Find each line with the string "image" and copy it.

[Saved data entries]
-.-.-

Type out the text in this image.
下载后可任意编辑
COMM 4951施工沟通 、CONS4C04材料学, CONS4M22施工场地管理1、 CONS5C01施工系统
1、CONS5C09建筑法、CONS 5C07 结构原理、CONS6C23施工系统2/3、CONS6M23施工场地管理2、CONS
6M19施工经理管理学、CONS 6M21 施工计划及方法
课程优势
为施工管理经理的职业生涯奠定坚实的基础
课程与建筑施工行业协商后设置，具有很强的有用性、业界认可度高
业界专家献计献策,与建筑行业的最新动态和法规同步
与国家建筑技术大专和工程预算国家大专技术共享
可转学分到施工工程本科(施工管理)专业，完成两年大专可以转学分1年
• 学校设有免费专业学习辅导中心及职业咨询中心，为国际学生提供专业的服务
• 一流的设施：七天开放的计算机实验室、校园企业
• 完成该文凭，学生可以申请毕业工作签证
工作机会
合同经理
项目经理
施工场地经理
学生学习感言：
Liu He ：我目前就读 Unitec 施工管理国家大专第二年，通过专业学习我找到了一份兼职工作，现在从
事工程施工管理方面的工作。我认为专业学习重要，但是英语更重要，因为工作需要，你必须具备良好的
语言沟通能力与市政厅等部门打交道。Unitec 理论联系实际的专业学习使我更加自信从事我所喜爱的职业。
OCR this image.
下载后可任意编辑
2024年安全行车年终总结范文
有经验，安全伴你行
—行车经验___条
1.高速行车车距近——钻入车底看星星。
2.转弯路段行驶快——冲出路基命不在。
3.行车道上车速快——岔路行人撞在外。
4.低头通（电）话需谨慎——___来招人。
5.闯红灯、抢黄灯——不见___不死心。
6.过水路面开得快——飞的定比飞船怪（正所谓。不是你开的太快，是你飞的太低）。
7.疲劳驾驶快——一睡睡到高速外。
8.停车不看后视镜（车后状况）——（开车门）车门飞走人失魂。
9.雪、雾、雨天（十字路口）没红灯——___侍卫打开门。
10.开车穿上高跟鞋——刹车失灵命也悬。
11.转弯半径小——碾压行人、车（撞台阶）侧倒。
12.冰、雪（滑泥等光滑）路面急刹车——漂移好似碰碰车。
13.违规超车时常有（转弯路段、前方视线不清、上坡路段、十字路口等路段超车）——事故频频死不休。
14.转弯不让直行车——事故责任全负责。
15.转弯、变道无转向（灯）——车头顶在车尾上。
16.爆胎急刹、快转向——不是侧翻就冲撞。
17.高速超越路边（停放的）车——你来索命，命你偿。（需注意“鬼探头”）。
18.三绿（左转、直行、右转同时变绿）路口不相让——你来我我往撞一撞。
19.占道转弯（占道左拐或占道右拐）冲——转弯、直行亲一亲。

-.-.-

- **Answer to the problem**
Type out the text in this image.
OCR this image.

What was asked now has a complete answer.